## Requirement
Report how many lines hold the string "регистрационного". Give the number and nothing else.

## Data to use
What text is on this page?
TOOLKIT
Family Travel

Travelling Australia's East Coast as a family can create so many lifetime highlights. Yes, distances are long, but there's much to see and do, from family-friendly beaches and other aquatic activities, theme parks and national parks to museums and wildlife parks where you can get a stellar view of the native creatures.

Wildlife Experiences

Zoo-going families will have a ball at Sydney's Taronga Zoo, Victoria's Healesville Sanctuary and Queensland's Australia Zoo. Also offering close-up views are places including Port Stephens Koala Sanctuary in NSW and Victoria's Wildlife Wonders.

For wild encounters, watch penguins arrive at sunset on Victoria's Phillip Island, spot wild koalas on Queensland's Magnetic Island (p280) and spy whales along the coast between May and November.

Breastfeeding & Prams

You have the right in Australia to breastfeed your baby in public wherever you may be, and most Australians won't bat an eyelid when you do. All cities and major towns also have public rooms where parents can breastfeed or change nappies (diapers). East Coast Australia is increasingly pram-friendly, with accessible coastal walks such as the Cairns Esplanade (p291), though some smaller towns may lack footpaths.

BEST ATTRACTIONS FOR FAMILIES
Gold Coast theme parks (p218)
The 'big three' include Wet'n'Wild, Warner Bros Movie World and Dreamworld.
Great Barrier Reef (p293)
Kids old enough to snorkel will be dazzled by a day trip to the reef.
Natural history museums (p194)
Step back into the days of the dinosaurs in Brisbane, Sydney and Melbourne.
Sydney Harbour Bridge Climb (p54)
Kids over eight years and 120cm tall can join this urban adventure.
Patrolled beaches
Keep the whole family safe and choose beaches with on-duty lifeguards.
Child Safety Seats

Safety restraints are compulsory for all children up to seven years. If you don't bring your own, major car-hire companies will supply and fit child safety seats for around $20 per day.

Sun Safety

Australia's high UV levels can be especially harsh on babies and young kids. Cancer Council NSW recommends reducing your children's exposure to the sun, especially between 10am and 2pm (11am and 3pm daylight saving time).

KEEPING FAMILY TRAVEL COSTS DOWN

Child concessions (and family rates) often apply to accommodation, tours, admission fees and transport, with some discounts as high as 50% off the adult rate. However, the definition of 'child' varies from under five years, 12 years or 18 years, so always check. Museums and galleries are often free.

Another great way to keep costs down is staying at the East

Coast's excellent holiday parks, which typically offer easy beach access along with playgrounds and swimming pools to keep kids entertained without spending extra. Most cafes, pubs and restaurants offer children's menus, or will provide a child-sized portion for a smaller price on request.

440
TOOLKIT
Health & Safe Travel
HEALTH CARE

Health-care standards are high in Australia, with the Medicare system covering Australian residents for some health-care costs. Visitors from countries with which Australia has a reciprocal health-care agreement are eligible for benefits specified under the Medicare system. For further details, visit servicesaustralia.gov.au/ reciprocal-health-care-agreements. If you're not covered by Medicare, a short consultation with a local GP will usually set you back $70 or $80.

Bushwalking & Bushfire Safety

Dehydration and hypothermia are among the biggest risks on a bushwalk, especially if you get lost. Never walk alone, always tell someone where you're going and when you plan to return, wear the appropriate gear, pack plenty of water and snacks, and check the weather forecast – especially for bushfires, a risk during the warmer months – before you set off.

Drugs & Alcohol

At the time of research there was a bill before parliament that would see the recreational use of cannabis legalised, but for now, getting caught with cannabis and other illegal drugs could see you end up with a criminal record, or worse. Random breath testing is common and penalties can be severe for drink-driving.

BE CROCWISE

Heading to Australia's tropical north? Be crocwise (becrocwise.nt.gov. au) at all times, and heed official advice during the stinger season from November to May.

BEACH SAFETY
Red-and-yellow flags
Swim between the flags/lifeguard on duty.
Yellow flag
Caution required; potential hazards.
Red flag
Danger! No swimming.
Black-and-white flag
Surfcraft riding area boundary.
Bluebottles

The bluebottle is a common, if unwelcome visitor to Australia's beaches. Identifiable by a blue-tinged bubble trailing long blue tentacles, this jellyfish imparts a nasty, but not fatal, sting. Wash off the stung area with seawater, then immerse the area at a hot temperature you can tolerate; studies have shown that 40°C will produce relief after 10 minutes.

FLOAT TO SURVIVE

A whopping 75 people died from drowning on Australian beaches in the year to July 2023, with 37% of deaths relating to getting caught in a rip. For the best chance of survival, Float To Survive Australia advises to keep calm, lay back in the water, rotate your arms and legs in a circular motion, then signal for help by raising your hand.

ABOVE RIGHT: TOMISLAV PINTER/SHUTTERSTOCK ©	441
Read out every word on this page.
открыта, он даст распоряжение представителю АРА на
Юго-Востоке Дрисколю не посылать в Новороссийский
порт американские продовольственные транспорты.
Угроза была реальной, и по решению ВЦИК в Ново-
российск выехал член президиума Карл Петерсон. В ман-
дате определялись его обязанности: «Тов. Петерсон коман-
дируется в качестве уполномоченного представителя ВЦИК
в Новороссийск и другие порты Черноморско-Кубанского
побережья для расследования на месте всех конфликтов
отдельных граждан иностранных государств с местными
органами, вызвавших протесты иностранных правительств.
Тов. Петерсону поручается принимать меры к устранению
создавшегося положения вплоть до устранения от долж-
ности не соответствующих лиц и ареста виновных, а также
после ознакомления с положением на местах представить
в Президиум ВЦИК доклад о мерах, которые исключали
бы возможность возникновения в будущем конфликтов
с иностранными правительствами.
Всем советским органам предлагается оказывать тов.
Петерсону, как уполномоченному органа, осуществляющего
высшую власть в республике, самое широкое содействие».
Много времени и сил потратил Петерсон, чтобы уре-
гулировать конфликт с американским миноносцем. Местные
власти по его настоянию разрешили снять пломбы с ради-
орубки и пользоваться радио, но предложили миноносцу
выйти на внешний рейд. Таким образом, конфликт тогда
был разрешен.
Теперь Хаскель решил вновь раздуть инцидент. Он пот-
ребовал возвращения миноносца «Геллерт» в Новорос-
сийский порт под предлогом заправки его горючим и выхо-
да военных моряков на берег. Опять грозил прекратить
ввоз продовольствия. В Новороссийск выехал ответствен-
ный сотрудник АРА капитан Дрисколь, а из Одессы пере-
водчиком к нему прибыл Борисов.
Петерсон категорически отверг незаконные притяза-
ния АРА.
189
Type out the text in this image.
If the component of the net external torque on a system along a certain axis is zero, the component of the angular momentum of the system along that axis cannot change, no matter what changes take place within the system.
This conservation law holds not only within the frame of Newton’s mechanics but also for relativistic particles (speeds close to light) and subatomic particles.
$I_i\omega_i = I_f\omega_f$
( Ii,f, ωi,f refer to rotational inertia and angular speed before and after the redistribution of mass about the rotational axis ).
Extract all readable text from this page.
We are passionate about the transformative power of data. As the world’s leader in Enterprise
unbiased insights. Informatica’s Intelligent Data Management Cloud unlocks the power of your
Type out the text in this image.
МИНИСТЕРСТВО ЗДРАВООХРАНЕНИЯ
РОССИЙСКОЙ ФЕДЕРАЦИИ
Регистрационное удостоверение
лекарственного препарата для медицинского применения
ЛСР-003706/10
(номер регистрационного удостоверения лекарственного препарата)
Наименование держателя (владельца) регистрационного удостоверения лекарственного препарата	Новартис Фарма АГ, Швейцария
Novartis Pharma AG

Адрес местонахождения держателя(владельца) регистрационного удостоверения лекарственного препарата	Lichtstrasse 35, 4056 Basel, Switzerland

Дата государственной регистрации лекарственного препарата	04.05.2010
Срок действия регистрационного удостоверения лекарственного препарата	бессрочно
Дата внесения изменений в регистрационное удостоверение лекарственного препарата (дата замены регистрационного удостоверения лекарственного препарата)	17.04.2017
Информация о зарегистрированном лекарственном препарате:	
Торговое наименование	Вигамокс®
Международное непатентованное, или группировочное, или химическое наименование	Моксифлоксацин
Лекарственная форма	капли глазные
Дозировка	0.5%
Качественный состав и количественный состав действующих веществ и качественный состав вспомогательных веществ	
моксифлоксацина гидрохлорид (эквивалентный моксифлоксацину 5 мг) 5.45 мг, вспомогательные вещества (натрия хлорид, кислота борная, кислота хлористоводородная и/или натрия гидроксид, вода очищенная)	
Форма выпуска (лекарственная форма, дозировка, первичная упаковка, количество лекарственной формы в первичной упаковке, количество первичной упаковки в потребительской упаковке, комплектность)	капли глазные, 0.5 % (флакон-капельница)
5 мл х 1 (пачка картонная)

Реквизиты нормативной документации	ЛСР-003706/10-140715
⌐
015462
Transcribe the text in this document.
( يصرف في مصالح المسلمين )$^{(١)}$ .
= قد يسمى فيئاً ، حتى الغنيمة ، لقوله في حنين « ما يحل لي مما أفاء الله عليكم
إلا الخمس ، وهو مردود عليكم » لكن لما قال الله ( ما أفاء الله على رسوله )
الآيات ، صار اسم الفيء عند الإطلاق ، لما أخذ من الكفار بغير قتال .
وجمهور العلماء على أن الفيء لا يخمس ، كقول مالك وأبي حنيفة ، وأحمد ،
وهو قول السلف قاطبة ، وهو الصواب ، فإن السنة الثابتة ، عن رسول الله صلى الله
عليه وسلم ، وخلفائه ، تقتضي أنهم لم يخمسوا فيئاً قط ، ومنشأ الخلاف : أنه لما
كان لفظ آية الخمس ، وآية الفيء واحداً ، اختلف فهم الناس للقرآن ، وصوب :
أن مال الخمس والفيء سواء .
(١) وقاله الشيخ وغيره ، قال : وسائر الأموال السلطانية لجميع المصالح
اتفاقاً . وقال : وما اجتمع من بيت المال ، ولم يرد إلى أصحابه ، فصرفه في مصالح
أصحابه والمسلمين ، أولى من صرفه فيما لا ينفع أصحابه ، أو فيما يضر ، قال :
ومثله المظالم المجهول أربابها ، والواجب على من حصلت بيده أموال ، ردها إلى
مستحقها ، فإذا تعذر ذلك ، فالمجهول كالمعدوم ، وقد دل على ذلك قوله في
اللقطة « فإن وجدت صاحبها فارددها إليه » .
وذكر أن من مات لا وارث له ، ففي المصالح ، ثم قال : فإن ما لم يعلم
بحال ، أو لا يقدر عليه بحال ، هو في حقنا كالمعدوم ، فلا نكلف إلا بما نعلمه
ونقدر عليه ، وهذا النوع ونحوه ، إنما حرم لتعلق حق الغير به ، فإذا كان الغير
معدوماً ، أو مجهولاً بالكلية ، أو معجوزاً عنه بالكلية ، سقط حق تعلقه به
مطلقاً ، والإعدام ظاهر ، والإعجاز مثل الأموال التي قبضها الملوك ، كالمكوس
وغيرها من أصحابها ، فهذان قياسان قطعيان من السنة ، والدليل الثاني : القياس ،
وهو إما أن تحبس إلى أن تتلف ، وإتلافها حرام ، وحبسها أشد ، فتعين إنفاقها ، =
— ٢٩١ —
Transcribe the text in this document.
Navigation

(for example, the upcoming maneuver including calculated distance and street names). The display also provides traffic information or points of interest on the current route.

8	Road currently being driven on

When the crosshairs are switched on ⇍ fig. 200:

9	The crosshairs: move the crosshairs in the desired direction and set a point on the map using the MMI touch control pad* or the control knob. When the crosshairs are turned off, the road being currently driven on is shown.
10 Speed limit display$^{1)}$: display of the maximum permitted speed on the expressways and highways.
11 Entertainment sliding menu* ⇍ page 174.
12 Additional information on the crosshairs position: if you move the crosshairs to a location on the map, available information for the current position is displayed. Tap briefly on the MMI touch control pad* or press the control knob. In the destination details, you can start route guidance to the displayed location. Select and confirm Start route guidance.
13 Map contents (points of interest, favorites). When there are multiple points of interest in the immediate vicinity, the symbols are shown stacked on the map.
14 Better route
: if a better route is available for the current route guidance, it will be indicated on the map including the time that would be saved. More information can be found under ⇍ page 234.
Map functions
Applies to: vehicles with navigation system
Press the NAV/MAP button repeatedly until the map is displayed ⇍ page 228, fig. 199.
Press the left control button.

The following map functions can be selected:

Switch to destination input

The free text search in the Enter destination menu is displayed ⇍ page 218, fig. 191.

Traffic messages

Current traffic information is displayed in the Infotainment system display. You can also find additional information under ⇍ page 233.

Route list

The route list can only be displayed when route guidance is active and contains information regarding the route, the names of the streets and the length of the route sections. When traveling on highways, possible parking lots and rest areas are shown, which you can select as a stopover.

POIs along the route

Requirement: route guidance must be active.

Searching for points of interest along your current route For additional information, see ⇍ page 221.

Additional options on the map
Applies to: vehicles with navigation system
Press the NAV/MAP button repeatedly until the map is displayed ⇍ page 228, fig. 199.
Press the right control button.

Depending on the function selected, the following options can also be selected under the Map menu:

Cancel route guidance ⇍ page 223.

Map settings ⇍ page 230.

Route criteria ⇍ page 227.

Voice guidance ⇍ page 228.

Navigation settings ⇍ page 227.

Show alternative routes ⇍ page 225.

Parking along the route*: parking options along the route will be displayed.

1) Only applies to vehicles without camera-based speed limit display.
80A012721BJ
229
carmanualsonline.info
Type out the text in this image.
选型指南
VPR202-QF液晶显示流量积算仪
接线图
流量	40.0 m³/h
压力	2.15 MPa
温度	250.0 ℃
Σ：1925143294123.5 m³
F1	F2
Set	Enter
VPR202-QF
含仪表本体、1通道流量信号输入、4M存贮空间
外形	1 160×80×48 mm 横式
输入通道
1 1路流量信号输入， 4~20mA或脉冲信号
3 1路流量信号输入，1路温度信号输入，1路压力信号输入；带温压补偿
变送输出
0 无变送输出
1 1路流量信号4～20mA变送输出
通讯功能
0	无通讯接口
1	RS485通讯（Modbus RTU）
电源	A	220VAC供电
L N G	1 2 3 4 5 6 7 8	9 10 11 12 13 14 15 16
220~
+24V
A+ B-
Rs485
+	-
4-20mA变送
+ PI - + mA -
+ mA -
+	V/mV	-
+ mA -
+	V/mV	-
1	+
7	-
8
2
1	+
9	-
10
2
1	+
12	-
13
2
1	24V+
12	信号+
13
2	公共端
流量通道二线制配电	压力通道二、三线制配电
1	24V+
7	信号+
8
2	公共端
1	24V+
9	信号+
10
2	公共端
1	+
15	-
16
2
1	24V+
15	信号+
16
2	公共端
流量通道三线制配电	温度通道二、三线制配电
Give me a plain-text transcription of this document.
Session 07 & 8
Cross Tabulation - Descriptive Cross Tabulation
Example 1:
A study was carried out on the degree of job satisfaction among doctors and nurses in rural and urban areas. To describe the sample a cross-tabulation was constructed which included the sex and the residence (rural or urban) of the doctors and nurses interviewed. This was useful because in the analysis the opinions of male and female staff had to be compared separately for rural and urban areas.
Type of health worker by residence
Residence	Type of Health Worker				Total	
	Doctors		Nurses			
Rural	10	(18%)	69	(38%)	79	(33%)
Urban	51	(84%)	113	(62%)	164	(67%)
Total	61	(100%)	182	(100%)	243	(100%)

## Result of this exercise
5